### Short task
Transcribe the entries below exactly.

=-=-=

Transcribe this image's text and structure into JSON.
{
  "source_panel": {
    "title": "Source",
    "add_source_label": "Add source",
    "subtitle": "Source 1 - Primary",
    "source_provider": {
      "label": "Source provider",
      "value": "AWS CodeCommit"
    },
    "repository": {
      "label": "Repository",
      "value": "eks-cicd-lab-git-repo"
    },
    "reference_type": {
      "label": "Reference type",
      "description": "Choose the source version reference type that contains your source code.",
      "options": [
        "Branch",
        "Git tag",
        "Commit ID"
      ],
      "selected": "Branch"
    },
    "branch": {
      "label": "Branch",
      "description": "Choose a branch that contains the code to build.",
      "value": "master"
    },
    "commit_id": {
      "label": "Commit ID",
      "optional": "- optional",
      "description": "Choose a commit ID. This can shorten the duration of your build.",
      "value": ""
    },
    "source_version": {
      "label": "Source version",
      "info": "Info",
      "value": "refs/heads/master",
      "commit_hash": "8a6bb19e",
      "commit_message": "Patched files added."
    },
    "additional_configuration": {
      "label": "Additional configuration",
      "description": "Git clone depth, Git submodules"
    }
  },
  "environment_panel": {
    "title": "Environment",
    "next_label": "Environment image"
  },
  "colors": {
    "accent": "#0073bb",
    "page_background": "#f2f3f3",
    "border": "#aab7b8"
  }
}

=-=-=

### Task output
Transcribe this image's text and structure into JSON.
{
  "source_panel": {
    "title": "Source",
    "add_source_label": "Add source",
    "subtitle": "Source 1 - Primary",
    "source_provider": {
      "label": "Source provider",
      "value": "AWS CodeCommit"
    },
    "repository": {
      "label": "Repository",
      "value": "eks-cicd-lab-git-repo"
    },
    "reference_type": {
      "label": "Reference type",
      "description": "Choose the source version reference type that contains your source code.",
      "options": [
        "Branch",
        "Git tag",
        "Commit ID"
      ],
      "selected": "Branch"
    },
    "branch": {
      "label": "Branch",
      "description": "Choose a branch that contains the code to build.",
      "value": "master"
    },
    "commit_id": {
      "label": "Commit ID",
      "optional": "- optional",
      "description": "Choose a commit ID. This can shorten the duration of your build.",
      "value": ""
    },
    "source_version": {
      "label": "Source version",
      "info": "Info",
      "value": "refs/heads/master",
      "commit_hash": "8a6bb19e",
      "commit_message": "Patched files added."
    },
    "additional_configuration": {
      "label": "Additional configuration",
      "description": "Git clone depth, Git submodules"
    }
  },
  "environment_panel": {
    "title": "Environment",
    "next_label": "Environment image"
  },
  "colors": {
    "accent": "#0073bb",
    "page_background": "#f2f3f3",
    "border": "#aab7b8"
  }
}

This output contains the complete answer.